» Brief
Output the entries below exactly as written, omitting pictures.

=======

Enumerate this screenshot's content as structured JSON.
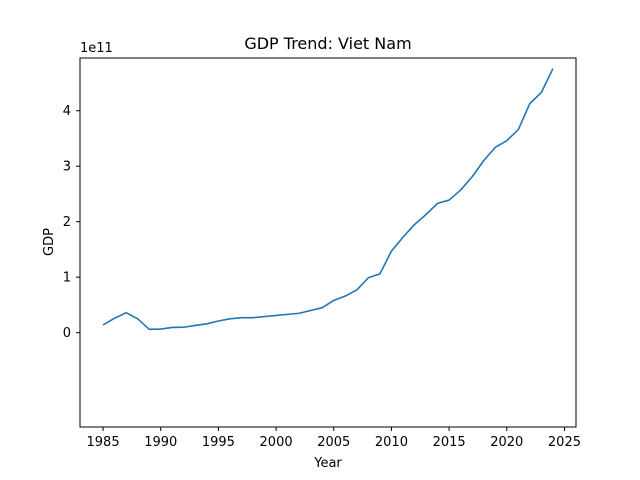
{
  "chart_data": {
    "type": "line",
    "title": "GDP Trend: Viet Nam",
    "xlabel": "Year",
    "ylabel": "GDP",
    "y_offset_label": "1e11",
    "y_scale": 100000000000,
    "xlim": [
      1983,
      2026
    ],
    "ylim": [
      -1.7,
      4.95
    ],
    "x_ticks": [
      1985,
      1990,
      1995,
      2000,
      2005,
      2010,
      2015,
      2020,
      2025
    ],
    "y_ticks": [
      0,
      1,
      2,
      3,
      4
    ],
    "grid": false,
    "series": [
      {
        "color": "#1f77b4",
        "x": [
          1985,
          1986,
          1987,
          1988,
          1989,
          1990,
          1991,
          1992,
          1993,
          1994,
          1995,
          1996,
          1997,
          1998,
          1999,
          2000,
          2001,
          2002,
          2003,
          2004,
          2005,
          2006,
          2007,
          2008,
          2009,
          2010,
          2011,
          2012,
          2013,
          2014,
          2015,
          2016,
          2017,
          2018,
          2019,
          2020,
          2021,
          2022,
          2023,
          2024
        ],
        "values": [
          0.14,
          0.26,
          0.36,
          0.25,
          0.06,
          0.065,
          0.095,
          0.098,
          0.13,
          0.16,
          0.21,
          0.25,
          0.27,
          0.27,
          0.29,
          0.31,
          0.33,
          0.35,
          0.4,
          0.45,
          0.58,
          0.66,
          0.77,
          0.99,
          1.06,
          1.47,
          1.72,
          1.95,
          2.13,
          2.33,
          2.39,
          2.57,
          2.81,
          3.1,
          3.34,
          3.46,
          3.66,
          4.13,
          4.33,
          4.76
        ]
      }
    ]
  }
}
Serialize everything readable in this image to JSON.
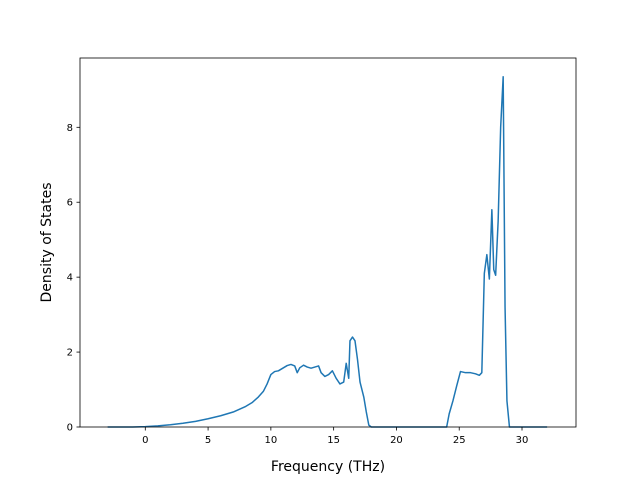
{
  "chart_data": {
    "type": "line",
    "xlabel": "Frequency (THz)",
    "ylabel": "Density of States",
    "xlim": [
      -5.2,
      34.3
    ],
    "ylim": [
      0,
      9.85
    ],
    "xticks": [
      0,
      5,
      10,
      15,
      20,
      25,
      30
    ],
    "yticks": [
      0,
      2,
      4,
      6,
      8
    ],
    "xtick_labels": [
      "0",
      "5",
      "10",
      "15",
      "20",
      "25",
      "30"
    ],
    "ytick_labels": [
      "0",
      "2",
      "4",
      "6",
      "8"
    ],
    "grid": false,
    "series": [
      {
        "color": "#1f77b4",
        "x": [
          -3.0,
          -1.0,
          0.0,
          1.0,
          2.0,
          3.0,
          4.0,
          5.0,
          6.0,
          7.0,
          8.0,
          8.5,
          9.0,
          9.4,
          9.7,
          10.0,
          10.3,
          10.6,
          11.0,
          11.3,
          11.6,
          11.9,
          12.1,
          12.3,
          12.6,
          12.9,
          13.2,
          13.5,
          13.8,
          14.0,
          14.3,
          14.6,
          14.9,
          15.2,
          15.5,
          15.8,
          16.0,
          16.2,
          16.3,
          16.5,
          16.7,
          16.9,
          17.1,
          17.4,
          17.6,
          17.8,
          18.0,
          20.0,
          22.0,
          24.0,
          24.2,
          24.5,
          24.8,
          25.1,
          25.5,
          25.9,
          26.3,
          26.6,
          26.8,
          27.0,
          27.2,
          27.4,
          27.6,
          27.75,
          27.9,
          28.1,
          28.3,
          28.5,
          28.65,
          28.8,
          29.0,
          29.2,
          29.5,
          30.0,
          32.0
        ],
        "y": [
          0,
          0,
          0.01,
          0.03,
          0.06,
          0.1,
          0.15,
          0.22,
          0.3,
          0.4,
          0.55,
          0.65,
          0.8,
          0.95,
          1.15,
          1.4,
          1.48,
          1.5,
          1.58,
          1.64,
          1.67,
          1.63,
          1.45,
          1.58,
          1.65,
          1.6,
          1.57,
          1.6,
          1.63,
          1.45,
          1.35,
          1.4,
          1.5,
          1.3,
          1.15,
          1.2,
          1.7,
          1.3,
          2.3,
          2.4,
          2.3,
          1.8,
          1.2,
          0.8,
          0.4,
          0.05,
          0,
          0,
          0,
          0,
          0.35,
          0.7,
          1.1,
          1.48,
          1.45,
          1.45,
          1.42,
          1.38,
          1.45,
          4.1,
          4.6,
          3.95,
          5.8,
          4.2,
          4.05,
          5.5,
          8.0,
          9.35,
          3.2,
          0.7,
          0,
          0,
          0,
          0,
          0
        ]
      }
    ]
  }
}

=======

» Completed exercise
Enumerate this screenshot's content as structured JSON.
{
  "chart_data": {
    "type": "line",
    "title": "GDP Trend: Viet Nam",
    "xlabel": "Year",
    "ylabel": "GDP",
    "y_offset_label": "1e11",
    "y_scale": 100000000000,
    "xlim": [
      1983,
      2026
    ],
    "ylim": [
      -1.7,
      4.95
    ],
    "x_ticks": [
      1985,
      1990,
      1995,
      2000,
      2005,
      2010,
      2015,
      2020,
      2025
    ],
    "y_ticks": [
      0,
      1,
      2,
      3,
      4
    ],
    "grid": false,
    "series": [
      {
        "color": "#1f77b4",
        "x": [
          1985,
          1986,
          1987,
          1988,
          1989,
          1990,
          1991,
          1992,
          1993,
          1994,
          1995,
          1996,
          1997,
          1998,
          1999,
          2000,
          2001,
          2002,
          2003,
          2004,
          2005,
          2006,
          2007,
          2008,
          2009,
          2010,
          2011,
          2012,
          2013,
          2014,
          2015,
          2016,
          2017,
          2018,
          2019,
          2020,
          2021,
          2022,
          2023,
          2024
        ],
        "values": [
          0.14,
          0.26,
          0.36,
          0.25,
          0.06,
          0.065,
          0.095,
          0.098,
          0.13,
          0.16,
          0.21,
          0.25,
          0.27,
          0.27,
          0.29,
          0.31,
          0.33,
          0.35,
          0.4,
          0.45,
          0.58,
          0.66,
          0.77,
          0.99,
          1.06,
          1.47,
          1.72,
          1.95,
          2.13,
          2.33,
          2.39,
          2.57,
          2.81,
          3.1,
          3.34,
          3.46,
          3.66,
          4.13,
          4.33,
          4.76
        ]
      }
    ]
  }
}
Serialize everything readable in this image to JSON.
{
  "chart_data": {
    "type": "line",
    "xlabel": "Frequency (THz)",
    "ylabel": "Density of States",
    "xlim": [
      -5.2,
      34.3
    ],
    "ylim": [
      0,
      9.85
    ],
    "xticks": [
      0,
      5,
      10,
      15,
      20,
      25,
      30
    ],
    "yticks": [
      0,
      2,
      4,
      6,
      8
    ],
    "xtick_labels": [
      "0",
      "5",
      "10",
      "15",
      "20",
      "25",
      "30"
    ],
    "ytick_labels": [
      "0",
      "2",
      "4",
      "6",
      "8"
    ],
    "grid": false,
    "series": [
      {
        "color": "#1f77b4",
        "x": [
          -3.0,
          -1.0,
          0.0,
          1.0,
          2.0,
          3.0,
          4.0,
          5.0,
          6.0,
          7.0,
          8.0,
          8.5,
          9.0,
          9.4,
          9.7,
          10.0,
          10.3,
          10.6,
          11.0,
          11.3,
          11.6,
          11.9,
          12.1,
          12.3,
          12.6,
          12.9,
          13.2,
          13.5,
          13.8,
          14.0,
          14.3,
          14.6,
          14.9,
          15.2,
          15.5,
          15.8,
          16.0,
          16.2,
          16.3,
          16.5,
          16.7,
          16.9,
          17.1,
          17.4,
          17.6,
          17.8,
          18.0,
          20.0,
          22.0,
          24.0,
          24.2,
          24.5,
          24.8,
          25.1,
          25.5,
          25.9,
          26.3,
          26.6,
          26.8,
          27.0,
          27.2,
          27.4,
          27.6,
          27.75,
          27.9,
          28.1,
          28.3,
          28.5,
          28.65,
          28.8,
          29.0,
          29.2,
          29.5,
          30.0,
          32.0
        ],
        "y": [
          0,
          0,
          0.01,
          0.03,
          0.06,
          0.1,
          0.15,
          0.22,
          0.3,
          0.4,
          0.55,
          0.65,
          0.8,
          0.95,
          1.15,
          1.4,
          1.48,
          1.5,
          1.58,
          1.64,
          1.67,
          1.63,
          1.45,
          1.58,
          1.65,
          1.6,
          1.57,
          1.6,
          1.63,
          1.45,
          1.35,
          1.4,
          1.5,
          1.3,
          1.15,
          1.2,
          1.7,
          1.3,
          2.3,
          2.4,
          2.3,
          1.8,
          1.2,
          0.8,
          0.4,
          0.05,
          0,
          0,
          0,
          0,
          0.35,
          0.7,
          1.1,
          1.48,
          1.45,
          1.45,
          1.42,
          1.38,
          1.45,
          4.1,
          4.6,
          3.95,
          5.8,
          4.2,
          4.05,
          5.5,
          8.0,
          9.35,
          3.2,
          0.7,
          0,
          0,
          0,
          0,
          0
        ]
      }
    ]
  }
}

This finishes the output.